◆ **Stated problem**
Wherever "this" appears in a line, list that line.

◆ **Data listing**
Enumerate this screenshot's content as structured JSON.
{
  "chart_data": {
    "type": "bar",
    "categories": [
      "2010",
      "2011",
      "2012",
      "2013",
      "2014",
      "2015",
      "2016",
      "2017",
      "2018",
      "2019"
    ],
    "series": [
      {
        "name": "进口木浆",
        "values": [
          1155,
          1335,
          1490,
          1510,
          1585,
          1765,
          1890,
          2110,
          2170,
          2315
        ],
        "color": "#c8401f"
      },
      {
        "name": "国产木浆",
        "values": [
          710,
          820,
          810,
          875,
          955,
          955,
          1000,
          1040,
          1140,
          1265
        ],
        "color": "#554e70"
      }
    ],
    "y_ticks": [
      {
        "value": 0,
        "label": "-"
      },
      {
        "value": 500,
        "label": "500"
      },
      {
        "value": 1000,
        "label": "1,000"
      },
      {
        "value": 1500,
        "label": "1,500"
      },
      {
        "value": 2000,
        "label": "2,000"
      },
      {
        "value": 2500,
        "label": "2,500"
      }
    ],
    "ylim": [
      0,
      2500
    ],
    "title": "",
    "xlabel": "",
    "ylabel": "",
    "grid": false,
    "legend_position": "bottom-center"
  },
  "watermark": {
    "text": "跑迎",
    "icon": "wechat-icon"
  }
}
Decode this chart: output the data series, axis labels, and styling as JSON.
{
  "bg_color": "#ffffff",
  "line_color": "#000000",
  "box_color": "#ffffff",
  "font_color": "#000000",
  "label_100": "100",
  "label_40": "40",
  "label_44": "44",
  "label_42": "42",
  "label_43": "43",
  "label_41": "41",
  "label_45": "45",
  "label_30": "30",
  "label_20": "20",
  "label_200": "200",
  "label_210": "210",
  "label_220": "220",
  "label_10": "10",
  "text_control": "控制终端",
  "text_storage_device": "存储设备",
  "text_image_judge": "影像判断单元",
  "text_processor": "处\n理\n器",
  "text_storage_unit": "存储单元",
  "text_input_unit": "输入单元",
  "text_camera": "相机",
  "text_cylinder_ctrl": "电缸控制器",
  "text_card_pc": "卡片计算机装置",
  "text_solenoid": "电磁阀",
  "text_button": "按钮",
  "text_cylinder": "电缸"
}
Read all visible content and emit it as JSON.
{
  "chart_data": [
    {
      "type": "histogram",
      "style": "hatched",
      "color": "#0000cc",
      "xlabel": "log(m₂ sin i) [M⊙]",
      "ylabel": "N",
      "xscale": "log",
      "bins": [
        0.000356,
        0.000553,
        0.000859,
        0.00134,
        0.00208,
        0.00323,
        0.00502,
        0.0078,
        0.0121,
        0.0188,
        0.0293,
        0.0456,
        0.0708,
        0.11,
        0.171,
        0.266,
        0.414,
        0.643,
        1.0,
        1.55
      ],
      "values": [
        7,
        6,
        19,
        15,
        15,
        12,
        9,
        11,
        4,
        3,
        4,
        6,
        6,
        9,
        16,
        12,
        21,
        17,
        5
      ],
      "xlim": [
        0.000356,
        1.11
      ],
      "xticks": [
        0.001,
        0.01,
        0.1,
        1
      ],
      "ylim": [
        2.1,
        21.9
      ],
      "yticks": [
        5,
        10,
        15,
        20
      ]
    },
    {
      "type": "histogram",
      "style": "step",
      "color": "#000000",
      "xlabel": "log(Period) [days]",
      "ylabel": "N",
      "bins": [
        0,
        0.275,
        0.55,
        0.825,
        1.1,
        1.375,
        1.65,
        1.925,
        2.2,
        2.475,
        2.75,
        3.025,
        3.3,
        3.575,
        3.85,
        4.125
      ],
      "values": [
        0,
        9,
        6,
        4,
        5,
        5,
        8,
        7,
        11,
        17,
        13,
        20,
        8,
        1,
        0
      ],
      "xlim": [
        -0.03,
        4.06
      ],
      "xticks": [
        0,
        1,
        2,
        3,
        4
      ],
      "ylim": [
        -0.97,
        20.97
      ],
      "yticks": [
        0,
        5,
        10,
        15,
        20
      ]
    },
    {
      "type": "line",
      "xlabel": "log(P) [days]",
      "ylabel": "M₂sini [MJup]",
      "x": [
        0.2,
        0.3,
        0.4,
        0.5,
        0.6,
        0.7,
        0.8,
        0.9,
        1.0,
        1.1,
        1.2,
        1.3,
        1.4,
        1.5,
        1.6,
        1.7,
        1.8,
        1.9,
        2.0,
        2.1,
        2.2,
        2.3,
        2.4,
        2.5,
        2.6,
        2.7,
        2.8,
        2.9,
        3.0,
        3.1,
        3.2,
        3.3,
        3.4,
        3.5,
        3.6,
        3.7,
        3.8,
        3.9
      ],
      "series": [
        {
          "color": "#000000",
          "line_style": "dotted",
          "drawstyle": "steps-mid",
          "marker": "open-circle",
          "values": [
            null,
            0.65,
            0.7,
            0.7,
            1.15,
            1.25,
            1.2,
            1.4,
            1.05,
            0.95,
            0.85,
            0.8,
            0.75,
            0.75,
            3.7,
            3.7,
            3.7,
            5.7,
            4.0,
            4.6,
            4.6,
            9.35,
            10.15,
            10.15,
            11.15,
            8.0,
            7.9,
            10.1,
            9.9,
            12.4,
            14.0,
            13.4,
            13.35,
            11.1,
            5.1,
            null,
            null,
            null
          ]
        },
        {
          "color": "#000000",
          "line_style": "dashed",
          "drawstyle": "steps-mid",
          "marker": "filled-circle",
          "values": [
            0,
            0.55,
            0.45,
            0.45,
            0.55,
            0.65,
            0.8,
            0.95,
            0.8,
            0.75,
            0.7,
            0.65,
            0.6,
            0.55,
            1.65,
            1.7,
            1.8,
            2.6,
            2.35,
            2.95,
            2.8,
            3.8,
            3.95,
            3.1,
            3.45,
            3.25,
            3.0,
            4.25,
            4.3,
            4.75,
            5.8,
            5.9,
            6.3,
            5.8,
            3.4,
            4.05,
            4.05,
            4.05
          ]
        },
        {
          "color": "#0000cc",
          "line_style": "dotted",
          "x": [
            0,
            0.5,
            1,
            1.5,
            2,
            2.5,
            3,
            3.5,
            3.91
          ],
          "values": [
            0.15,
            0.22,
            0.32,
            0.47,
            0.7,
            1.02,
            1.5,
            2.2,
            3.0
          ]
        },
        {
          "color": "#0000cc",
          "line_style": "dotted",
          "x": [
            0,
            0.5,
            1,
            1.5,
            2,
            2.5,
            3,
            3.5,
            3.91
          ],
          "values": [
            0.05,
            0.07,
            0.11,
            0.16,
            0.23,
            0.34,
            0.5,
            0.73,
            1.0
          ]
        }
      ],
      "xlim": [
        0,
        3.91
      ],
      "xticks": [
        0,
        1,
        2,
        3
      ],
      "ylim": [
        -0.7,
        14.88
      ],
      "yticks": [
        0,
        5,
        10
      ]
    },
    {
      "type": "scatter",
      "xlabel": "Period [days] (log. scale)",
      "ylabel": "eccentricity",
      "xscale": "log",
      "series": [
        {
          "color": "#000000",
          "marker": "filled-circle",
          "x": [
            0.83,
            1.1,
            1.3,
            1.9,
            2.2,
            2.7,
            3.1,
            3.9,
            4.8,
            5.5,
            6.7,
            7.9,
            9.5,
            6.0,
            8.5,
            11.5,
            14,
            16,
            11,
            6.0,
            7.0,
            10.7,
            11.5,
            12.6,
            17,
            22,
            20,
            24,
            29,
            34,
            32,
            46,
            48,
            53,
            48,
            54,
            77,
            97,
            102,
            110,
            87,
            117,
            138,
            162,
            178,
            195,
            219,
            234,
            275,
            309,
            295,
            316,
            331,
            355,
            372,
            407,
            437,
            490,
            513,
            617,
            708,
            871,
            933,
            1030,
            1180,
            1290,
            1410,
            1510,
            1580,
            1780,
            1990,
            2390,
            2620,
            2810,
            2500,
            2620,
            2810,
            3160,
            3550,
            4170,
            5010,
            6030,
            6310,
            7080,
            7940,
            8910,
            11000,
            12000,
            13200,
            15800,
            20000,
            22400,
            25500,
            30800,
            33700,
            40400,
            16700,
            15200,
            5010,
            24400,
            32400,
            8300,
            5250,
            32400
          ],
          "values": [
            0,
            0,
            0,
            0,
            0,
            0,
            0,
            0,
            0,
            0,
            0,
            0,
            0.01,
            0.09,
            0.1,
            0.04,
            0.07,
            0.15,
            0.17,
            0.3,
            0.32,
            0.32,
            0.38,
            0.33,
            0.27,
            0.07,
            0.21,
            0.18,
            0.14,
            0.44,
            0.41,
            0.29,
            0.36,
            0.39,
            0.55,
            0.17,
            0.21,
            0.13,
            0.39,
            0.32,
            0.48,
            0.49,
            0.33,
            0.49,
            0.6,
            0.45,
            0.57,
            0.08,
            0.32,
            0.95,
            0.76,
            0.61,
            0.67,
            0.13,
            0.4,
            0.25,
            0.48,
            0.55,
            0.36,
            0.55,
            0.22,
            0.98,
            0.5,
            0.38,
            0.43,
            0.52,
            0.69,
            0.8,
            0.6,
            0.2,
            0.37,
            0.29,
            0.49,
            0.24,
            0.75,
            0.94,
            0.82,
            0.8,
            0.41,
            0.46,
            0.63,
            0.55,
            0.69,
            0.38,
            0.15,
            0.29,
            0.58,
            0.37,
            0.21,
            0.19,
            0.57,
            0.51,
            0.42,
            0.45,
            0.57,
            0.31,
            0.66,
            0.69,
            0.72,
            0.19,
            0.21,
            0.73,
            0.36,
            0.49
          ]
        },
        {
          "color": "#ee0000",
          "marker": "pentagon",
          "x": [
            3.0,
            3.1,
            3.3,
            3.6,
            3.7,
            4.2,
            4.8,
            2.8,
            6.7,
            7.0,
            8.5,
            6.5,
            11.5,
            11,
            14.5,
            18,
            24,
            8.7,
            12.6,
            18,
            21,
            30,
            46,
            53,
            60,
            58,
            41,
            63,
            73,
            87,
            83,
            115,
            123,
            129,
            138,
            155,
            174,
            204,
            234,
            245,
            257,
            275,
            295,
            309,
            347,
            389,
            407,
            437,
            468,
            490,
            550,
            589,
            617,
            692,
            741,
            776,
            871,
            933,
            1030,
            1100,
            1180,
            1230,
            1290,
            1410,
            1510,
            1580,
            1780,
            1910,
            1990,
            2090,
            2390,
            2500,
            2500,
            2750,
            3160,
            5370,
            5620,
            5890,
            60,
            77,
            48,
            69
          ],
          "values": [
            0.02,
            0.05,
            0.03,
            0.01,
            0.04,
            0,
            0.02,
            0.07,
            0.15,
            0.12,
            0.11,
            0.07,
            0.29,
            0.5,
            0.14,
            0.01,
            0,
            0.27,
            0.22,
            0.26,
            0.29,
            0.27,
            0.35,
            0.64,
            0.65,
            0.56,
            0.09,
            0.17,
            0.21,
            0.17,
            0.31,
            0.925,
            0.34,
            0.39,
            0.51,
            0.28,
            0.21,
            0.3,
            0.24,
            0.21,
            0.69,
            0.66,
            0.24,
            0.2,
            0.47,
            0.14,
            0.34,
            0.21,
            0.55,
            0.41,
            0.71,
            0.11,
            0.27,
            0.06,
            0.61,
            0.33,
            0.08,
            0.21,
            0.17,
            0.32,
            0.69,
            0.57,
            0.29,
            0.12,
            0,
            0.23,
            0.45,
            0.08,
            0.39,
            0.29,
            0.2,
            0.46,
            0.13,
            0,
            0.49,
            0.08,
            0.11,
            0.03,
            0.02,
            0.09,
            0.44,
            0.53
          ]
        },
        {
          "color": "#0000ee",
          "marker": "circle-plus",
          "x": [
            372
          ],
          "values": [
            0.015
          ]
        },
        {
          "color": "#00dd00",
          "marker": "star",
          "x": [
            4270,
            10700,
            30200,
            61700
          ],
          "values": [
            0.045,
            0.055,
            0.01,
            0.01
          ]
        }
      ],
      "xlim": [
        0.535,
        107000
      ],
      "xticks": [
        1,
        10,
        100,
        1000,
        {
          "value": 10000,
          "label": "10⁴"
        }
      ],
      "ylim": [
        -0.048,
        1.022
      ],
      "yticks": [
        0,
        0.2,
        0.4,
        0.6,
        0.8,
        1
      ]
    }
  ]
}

◆ **Finished exercise**
Enumerate this screenshot's content as structured JSON.
Decode this chart: output the data series, axis labels, and styling as JSON.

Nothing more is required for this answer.